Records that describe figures
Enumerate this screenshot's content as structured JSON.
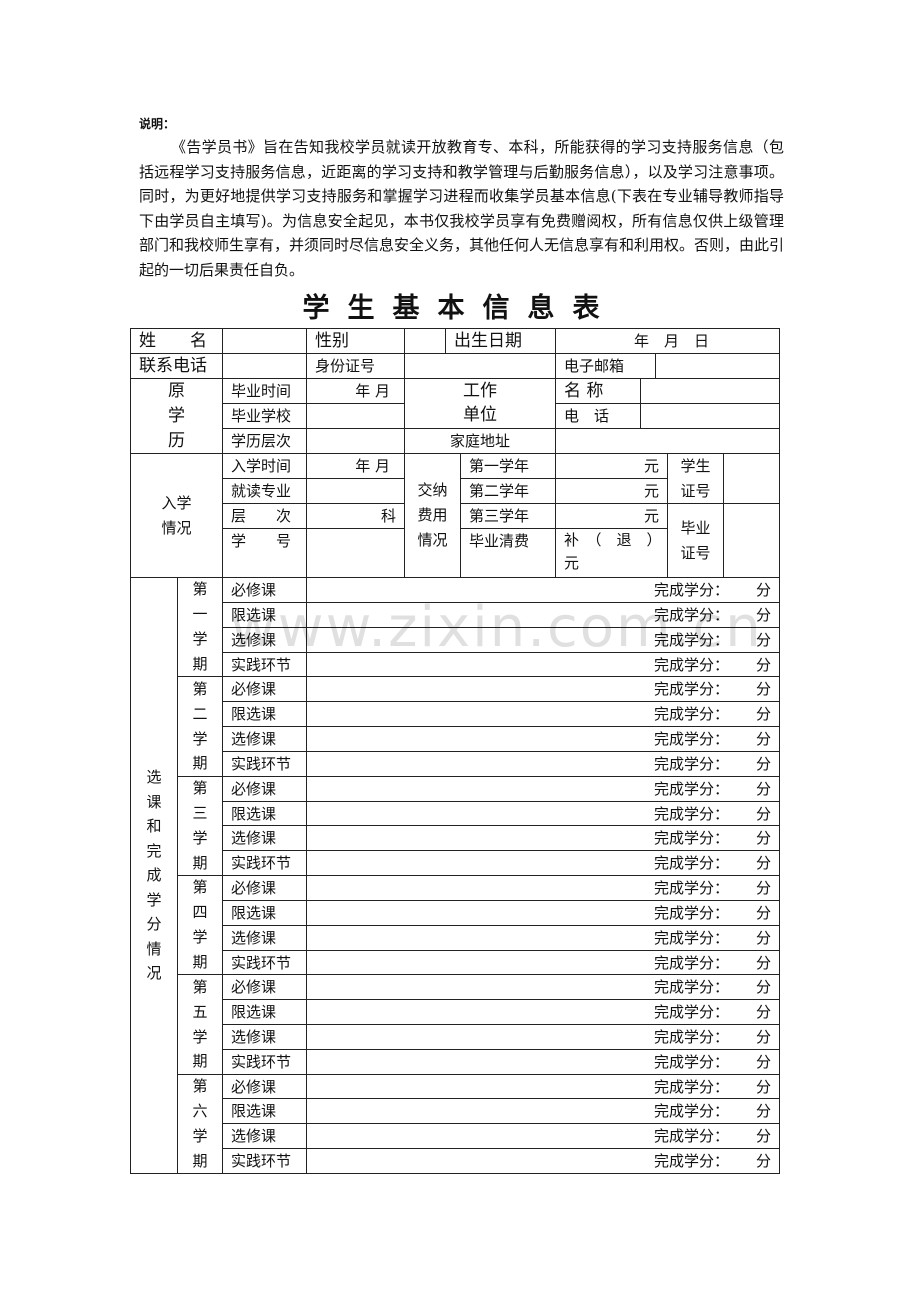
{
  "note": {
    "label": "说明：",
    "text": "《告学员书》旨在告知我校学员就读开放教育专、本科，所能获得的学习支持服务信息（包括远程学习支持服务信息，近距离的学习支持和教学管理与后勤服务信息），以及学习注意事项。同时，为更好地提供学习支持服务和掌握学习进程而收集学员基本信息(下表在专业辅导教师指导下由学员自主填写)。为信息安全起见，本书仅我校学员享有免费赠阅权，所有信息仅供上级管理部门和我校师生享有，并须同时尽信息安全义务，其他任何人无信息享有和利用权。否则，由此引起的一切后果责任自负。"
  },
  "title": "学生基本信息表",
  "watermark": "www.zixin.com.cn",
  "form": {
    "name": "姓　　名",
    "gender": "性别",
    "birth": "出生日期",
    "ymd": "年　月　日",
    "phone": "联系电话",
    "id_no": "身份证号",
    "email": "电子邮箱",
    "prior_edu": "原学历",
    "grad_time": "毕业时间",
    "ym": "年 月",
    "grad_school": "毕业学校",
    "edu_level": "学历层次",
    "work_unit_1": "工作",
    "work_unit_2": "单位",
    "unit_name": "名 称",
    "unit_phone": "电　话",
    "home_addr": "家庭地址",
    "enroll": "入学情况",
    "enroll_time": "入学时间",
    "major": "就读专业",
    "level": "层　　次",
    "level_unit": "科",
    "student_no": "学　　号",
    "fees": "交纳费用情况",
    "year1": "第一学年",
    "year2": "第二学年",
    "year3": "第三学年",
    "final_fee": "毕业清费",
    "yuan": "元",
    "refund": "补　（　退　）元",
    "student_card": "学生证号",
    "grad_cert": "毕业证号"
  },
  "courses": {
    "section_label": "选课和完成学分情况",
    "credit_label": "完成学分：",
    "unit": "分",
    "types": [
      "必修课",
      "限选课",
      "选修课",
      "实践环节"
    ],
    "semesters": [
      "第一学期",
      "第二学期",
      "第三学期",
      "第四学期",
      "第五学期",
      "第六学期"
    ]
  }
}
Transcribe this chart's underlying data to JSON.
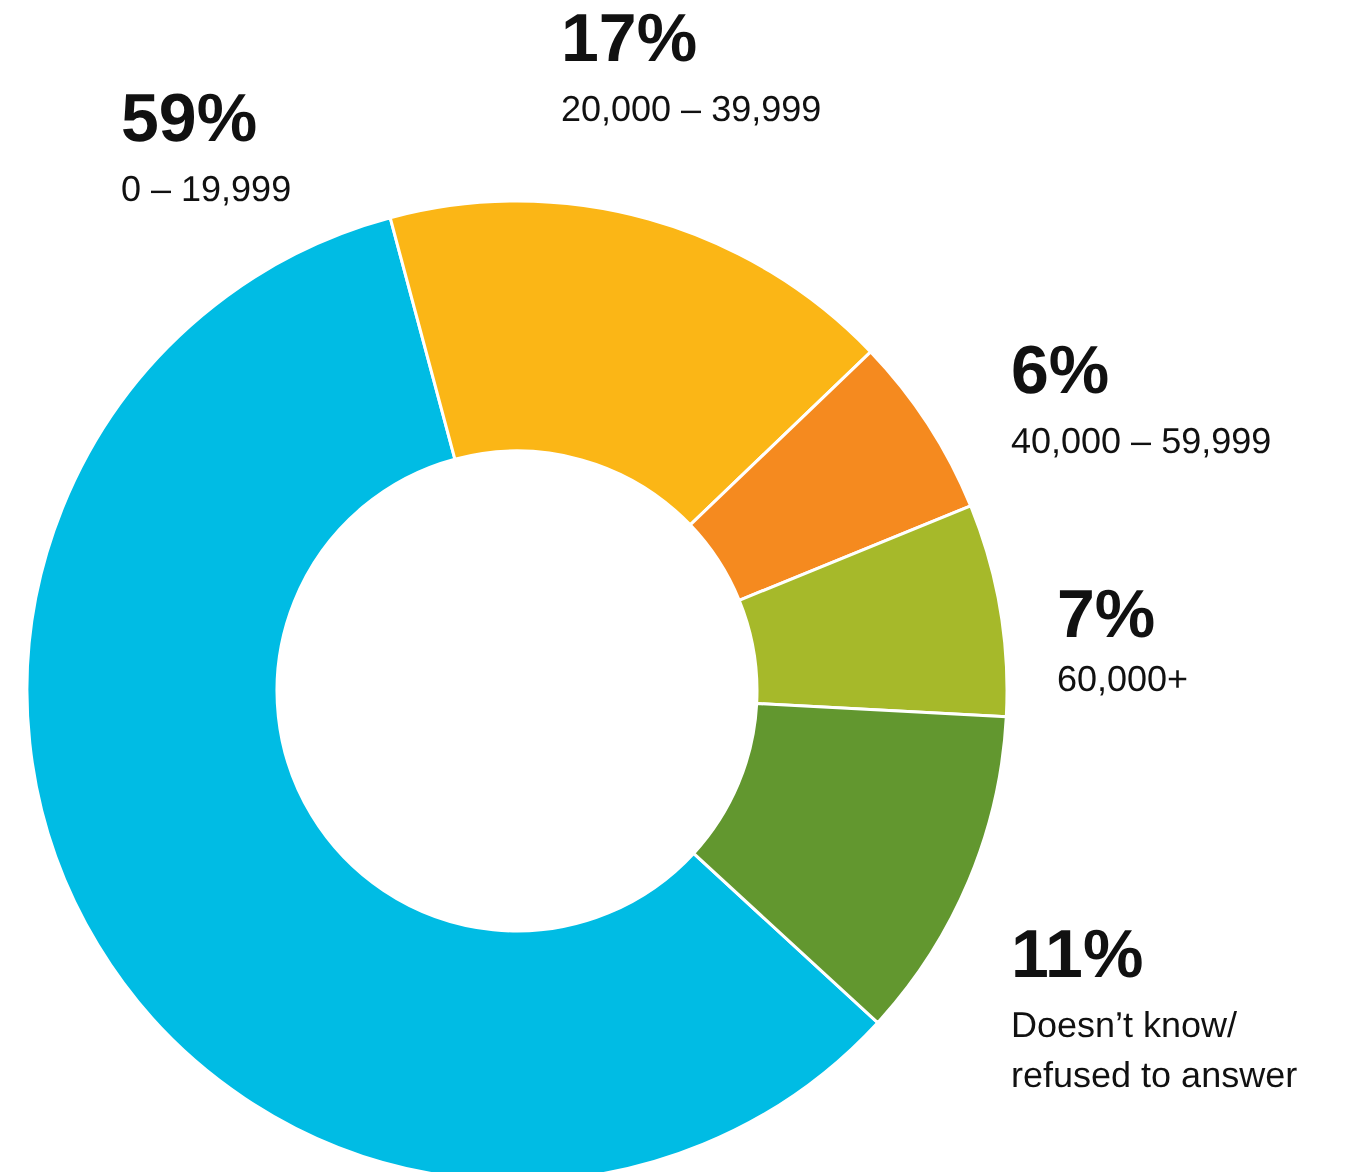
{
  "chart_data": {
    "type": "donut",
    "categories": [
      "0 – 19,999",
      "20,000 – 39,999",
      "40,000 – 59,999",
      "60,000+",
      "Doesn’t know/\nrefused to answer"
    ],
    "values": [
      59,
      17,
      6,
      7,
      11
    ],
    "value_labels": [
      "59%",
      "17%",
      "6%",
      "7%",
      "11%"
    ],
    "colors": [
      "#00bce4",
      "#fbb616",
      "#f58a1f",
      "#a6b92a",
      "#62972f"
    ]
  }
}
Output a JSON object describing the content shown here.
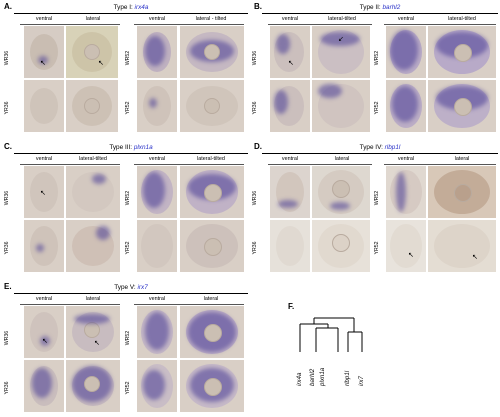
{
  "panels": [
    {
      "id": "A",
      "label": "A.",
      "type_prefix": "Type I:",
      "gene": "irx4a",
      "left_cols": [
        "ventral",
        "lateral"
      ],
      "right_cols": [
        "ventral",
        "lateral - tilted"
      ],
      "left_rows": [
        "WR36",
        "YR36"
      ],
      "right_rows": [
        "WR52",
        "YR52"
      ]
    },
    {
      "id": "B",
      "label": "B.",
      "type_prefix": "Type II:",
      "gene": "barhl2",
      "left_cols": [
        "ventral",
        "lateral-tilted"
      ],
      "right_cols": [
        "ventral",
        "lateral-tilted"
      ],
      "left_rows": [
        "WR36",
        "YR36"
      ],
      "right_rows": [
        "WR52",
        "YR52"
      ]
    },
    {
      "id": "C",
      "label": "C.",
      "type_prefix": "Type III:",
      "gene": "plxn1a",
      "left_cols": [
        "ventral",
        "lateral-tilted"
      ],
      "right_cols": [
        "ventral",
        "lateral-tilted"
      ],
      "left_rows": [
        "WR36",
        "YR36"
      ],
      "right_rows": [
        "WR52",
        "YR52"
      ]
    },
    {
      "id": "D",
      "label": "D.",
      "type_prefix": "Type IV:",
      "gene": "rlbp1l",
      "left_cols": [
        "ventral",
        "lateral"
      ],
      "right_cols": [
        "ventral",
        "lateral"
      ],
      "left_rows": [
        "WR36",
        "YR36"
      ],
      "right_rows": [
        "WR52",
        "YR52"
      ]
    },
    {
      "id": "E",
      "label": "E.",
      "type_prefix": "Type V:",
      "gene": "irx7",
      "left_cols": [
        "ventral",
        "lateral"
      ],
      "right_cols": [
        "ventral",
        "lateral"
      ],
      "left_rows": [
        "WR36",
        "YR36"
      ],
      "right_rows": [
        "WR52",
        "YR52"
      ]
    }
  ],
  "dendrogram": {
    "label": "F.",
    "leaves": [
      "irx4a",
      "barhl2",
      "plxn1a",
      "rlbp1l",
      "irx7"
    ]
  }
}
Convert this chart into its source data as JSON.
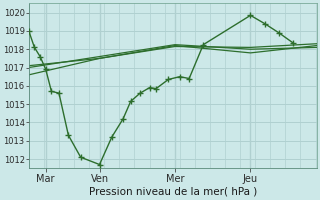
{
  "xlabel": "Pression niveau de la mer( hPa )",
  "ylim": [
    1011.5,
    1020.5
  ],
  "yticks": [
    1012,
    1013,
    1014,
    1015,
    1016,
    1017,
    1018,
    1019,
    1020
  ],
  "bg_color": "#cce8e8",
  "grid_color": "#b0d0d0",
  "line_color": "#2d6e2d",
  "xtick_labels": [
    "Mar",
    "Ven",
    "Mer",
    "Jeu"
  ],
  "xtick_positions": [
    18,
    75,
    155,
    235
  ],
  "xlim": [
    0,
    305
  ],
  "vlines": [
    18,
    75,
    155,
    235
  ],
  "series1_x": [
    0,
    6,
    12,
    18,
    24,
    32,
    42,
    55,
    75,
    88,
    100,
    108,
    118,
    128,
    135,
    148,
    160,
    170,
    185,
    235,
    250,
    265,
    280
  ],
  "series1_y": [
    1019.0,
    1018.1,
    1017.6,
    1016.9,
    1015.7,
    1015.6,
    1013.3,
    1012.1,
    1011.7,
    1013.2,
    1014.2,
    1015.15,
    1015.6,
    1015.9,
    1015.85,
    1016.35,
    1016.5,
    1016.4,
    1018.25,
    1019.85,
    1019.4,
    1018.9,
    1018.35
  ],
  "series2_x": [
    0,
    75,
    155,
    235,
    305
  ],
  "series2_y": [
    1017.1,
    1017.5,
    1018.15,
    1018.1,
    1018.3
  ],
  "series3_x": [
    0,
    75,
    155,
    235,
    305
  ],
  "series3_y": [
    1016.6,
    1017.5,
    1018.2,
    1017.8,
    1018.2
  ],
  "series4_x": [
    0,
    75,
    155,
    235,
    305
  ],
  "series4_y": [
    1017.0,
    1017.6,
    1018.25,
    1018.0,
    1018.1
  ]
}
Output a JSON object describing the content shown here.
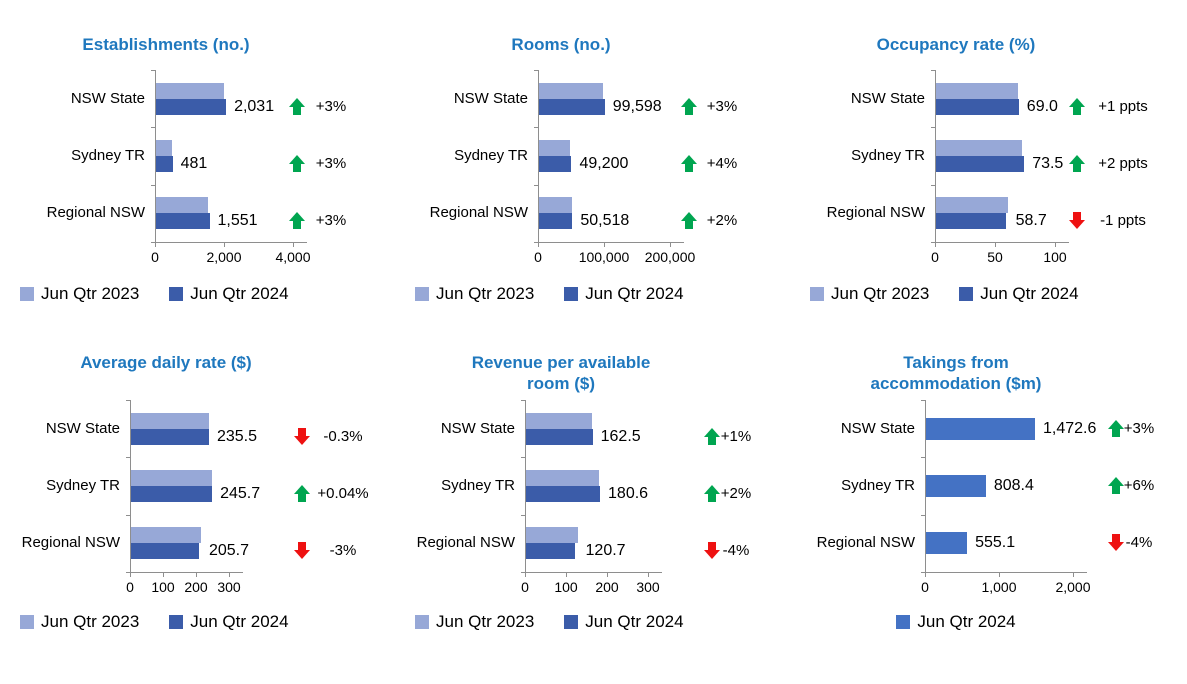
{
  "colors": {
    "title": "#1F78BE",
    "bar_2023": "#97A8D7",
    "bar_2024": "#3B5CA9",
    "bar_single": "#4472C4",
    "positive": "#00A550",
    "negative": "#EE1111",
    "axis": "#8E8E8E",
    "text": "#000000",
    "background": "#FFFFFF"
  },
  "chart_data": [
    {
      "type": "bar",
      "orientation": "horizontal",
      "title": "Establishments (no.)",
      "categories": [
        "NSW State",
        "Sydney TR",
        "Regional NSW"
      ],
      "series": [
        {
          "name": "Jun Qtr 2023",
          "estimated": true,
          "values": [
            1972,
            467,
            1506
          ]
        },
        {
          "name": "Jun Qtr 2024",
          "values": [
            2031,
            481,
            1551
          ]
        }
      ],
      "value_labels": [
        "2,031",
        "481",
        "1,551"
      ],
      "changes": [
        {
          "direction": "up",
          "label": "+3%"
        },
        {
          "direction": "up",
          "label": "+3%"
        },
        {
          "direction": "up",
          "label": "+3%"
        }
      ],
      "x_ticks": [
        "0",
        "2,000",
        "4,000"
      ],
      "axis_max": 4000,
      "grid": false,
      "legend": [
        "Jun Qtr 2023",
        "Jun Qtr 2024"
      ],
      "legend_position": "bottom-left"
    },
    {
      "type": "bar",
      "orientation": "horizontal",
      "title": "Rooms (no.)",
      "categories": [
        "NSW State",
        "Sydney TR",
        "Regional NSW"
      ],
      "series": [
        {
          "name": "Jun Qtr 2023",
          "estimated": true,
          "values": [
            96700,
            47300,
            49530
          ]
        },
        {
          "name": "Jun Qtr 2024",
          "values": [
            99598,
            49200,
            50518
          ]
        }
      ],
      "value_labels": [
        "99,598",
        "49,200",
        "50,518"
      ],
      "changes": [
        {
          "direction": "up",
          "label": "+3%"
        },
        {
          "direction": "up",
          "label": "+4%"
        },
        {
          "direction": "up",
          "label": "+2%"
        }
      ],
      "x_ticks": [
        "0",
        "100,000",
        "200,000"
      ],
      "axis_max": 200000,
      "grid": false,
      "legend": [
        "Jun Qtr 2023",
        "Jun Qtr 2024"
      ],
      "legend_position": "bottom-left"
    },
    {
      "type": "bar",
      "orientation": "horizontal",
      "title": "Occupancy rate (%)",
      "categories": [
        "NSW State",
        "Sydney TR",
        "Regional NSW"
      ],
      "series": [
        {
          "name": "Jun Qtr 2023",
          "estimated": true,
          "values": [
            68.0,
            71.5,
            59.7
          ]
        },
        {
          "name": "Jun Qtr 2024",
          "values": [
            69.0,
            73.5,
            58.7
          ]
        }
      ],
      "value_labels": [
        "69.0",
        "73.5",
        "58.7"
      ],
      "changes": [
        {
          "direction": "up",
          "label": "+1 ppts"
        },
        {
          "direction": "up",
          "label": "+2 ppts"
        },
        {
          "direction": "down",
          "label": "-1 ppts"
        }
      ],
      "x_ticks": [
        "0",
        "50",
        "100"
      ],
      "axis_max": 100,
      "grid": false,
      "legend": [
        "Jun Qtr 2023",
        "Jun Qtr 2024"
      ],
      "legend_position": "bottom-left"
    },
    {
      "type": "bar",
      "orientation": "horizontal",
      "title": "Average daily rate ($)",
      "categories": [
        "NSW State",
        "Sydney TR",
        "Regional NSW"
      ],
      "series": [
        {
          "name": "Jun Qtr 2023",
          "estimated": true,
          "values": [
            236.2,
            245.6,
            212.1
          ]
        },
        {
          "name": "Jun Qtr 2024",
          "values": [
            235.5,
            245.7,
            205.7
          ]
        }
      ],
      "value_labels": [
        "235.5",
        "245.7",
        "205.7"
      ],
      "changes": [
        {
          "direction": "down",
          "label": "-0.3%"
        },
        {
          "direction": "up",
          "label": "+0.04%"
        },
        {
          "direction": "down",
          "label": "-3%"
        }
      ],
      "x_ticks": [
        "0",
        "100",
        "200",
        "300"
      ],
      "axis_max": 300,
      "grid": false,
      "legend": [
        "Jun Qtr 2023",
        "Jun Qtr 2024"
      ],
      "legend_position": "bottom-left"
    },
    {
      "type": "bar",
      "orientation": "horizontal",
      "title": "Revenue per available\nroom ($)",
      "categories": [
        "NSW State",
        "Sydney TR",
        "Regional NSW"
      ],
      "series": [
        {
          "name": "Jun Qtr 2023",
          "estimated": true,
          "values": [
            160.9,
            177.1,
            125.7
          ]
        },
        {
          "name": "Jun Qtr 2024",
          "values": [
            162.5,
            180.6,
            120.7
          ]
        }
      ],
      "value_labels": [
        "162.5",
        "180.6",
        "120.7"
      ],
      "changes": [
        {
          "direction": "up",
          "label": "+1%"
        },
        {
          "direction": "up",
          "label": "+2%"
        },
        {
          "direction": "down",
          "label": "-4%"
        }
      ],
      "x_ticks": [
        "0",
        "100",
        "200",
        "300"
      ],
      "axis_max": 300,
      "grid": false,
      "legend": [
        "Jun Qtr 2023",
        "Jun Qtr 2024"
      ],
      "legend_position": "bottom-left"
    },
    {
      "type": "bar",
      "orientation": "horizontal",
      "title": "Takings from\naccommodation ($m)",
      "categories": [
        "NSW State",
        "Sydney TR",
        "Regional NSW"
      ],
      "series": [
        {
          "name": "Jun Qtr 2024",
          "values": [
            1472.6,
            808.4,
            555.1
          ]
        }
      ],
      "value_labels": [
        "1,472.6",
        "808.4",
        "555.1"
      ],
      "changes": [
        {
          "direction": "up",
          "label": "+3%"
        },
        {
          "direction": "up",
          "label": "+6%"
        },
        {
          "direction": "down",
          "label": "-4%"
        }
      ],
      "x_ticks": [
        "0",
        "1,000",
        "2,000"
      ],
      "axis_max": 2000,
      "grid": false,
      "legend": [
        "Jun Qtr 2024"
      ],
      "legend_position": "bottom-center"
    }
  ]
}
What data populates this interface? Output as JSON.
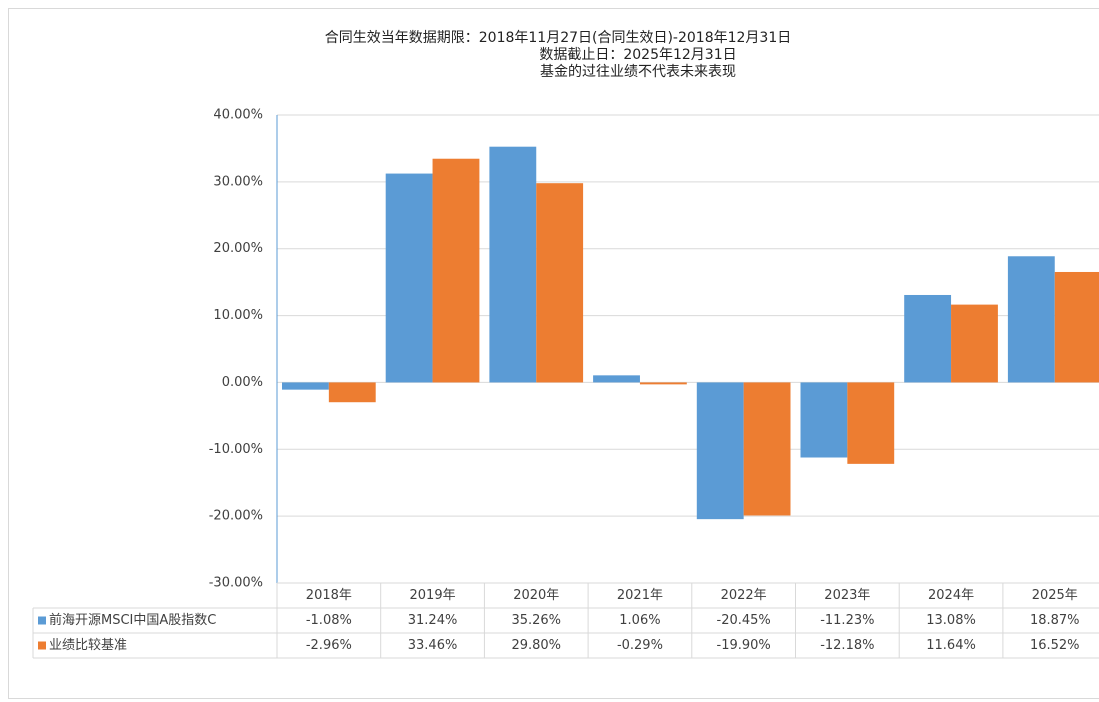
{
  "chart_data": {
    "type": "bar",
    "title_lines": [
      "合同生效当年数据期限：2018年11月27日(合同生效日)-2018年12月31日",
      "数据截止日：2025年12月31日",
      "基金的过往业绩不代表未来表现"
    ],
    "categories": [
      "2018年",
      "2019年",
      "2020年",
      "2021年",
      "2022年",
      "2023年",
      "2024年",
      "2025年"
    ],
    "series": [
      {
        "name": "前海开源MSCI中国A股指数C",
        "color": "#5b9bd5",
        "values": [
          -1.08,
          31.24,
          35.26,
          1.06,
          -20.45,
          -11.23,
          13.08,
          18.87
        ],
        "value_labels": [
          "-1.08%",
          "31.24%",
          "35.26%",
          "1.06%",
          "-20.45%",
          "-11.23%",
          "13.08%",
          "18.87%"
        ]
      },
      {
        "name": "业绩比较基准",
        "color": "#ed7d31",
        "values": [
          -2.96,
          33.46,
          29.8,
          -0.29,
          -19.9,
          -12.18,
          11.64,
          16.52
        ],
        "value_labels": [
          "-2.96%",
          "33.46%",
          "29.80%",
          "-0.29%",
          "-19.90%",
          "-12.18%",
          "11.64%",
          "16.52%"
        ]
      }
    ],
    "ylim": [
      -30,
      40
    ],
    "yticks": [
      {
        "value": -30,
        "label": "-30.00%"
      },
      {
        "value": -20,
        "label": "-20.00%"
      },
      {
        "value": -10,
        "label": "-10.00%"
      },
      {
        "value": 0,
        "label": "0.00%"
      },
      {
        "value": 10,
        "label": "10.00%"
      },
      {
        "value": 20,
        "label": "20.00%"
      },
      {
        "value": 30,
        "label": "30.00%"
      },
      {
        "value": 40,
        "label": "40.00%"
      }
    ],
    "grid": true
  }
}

■ **DIRECTIONS**
Collect each line of the entries that has the word "ppts", copying it in full.

■ **ANSWER TO THIS PROBLEM**
          "label": "+1 ppts"
          "label": "+2 ppts"
          "label": "-1 ppts"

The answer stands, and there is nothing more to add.